▸ **SHORT TASK**
Report how many lines contain "this"; state the number and nothing else.

-- START OF SOURCE RECORDS --

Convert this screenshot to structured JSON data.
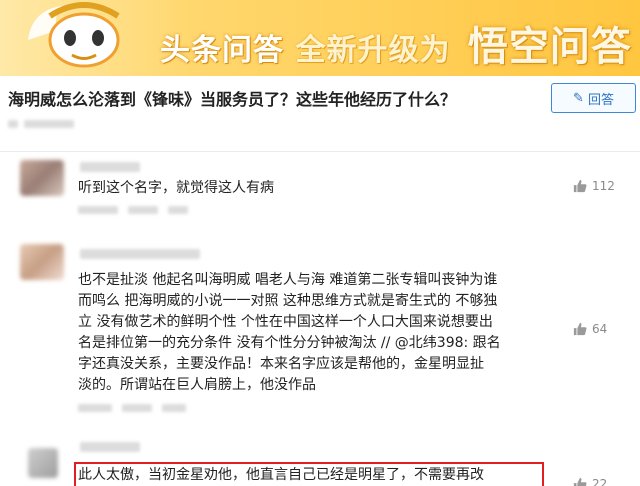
{
  "banner": {
    "part1": "头条问答",
    "part2": "全新升级为",
    "part3": "悟空问答"
  },
  "question": {
    "title": "海明威怎么沦落到《锋味》当服务员了？这些年他经历了什么？",
    "answer_button_label": "回答",
    "answer_button_icon": "pencil-icon"
  },
  "comments": [
    {
      "text_lines": [
        "听到这个名字，就觉得这人有病"
      ],
      "likes": "112"
    },
    {
      "text_lines": [
        "也不是扯淡 他起名叫海明威 唱老人与海 难道第二张专辑叫丧钟为谁",
        "而鸣么 把海明威的小说一一对照 这种思维方式就是寄生式的 不够独",
        "立 没有做艺术的鲜明个性 个性在中国这样一个人口大国来说想要出",
        "名是排位第一的充分条件 没有个性分分钟被淘汰 // @北纬398: 跟名",
        "字还真没关系，主要没作品！本来名字应该是帮他的，金星明显扯",
        "淡的。所谓站在巨人肩膀上，他没作品"
      ],
      "likes": "64"
    },
    {
      "text_lines": [
        "此人太傲，当初金星劝他，他直言自己已经是明星了，不需要再改"
      ],
      "likes": "22"
    }
  ],
  "colors": {
    "accent_blue": "#3e88d6",
    "highlight_red": "#e02020",
    "banner_yellow": "#ffc640"
  }
}
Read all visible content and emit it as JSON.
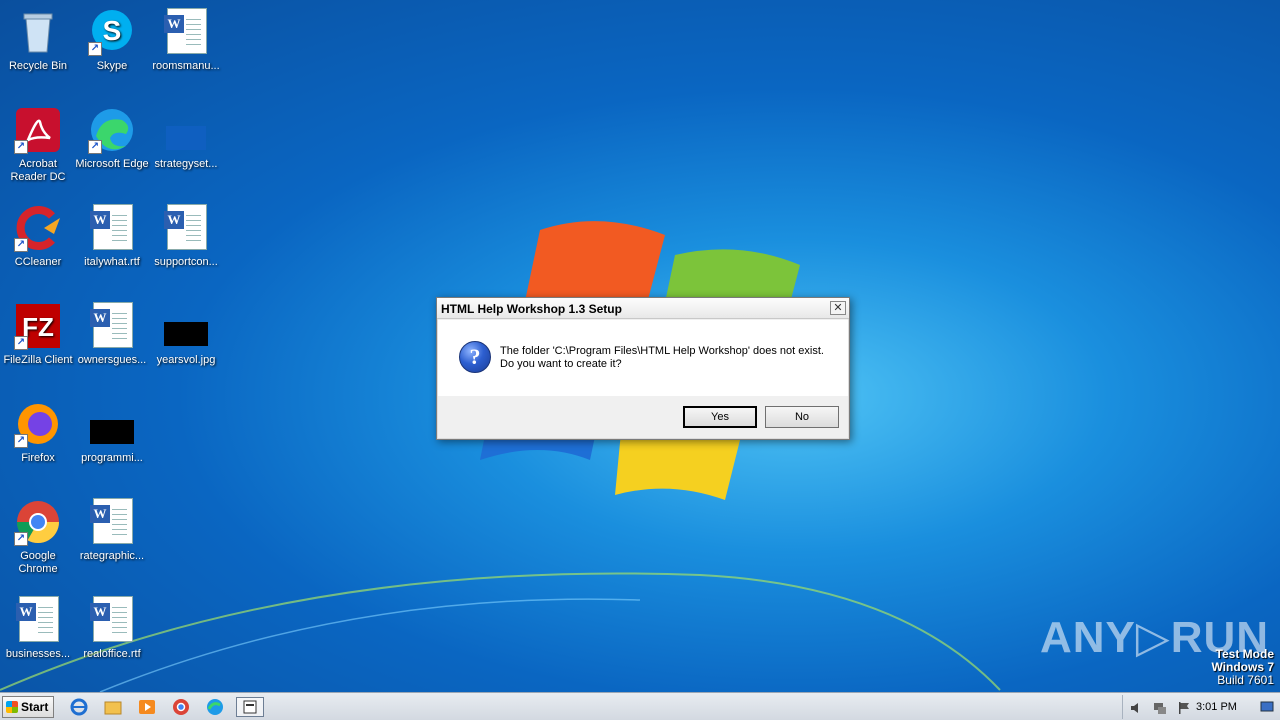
{
  "desktop": {
    "icons": [
      {
        "label": "Recycle Bin"
      },
      {
        "label": "Skype"
      },
      {
        "label": "roomsmanu..."
      },
      {
        "label": "Acrobat Reader DC"
      },
      {
        "label": "Microsoft Edge"
      },
      {
        "label": "strategyset..."
      },
      {
        "label": "CCleaner"
      },
      {
        "label": "italywhat.rtf"
      },
      {
        "label": "supportcon..."
      },
      {
        "label": "FileZilla Client"
      },
      {
        "label": "ownersgues..."
      },
      {
        "label": "yearsvol.jpg"
      },
      {
        "label": "Firefox"
      },
      {
        "label": "programmi..."
      },
      {
        "label": "Google Chrome"
      },
      {
        "label": "rategraphic..."
      },
      {
        "label": "businesses..."
      },
      {
        "label": "realoffice.rtf"
      }
    ]
  },
  "dialog": {
    "title": "HTML Help Workshop 1.3 Setup",
    "close_glyph": "✕",
    "question_glyph": "?",
    "message_line1": "The folder 'C:\\Program Files\\HTML Help Workshop' does not exist.",
    "message_line2": "Do you want to create it?",
    "yes_label": "Yes",
    "no_label": "No"
  },
  "watermark": {
    "brand": "ANY▷RUN",
    "line1": "Test Mode",
    "line2": "Windows 7",
    "line3": "Build 7601"
  },
  "taskbar": {
    "start_label": "Start",
    "clock": "3:01 PM"
  },
  "colors": {
    "desktop_bg": "#0a66c2",
    "taskbar_bg": "#d3d9e1",
    "dialog_bg": "#f0f0f0"
  }
}
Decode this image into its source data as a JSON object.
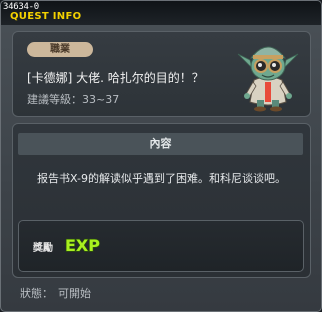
{
  "window": {
    "quest_id": "34634-0",
    "title": "QUEST INFO"
  },
  "quest": {
    "job_badge": "職業",
    "name": "[卡德娜] 大佬. 哈扎尔的目的！？",
    "level_label": "建議等級：33~37",
    "npc_icon": "goblin-npc-icon"
  },
  "content": {
    "header": "內容",
    "text": "报告书X-9的解读似乎遇到了困难。和科尼谈谈吧。"
  },
  "reward": {
    "label": "獎勵",
    "exp_text": "EXP",
    "exp_color": "#a9f020"
  },
  "status": {
    "label": "狀態：",
    "value": "可開始"
  },
  "colors": {
    "title": "#f3d100",
    "badge": "#ccb79b",
    "panel": "#30363c"
  }
}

-- END OF SOURCE RECORDS --

▸ **FULL SOLUTION**
2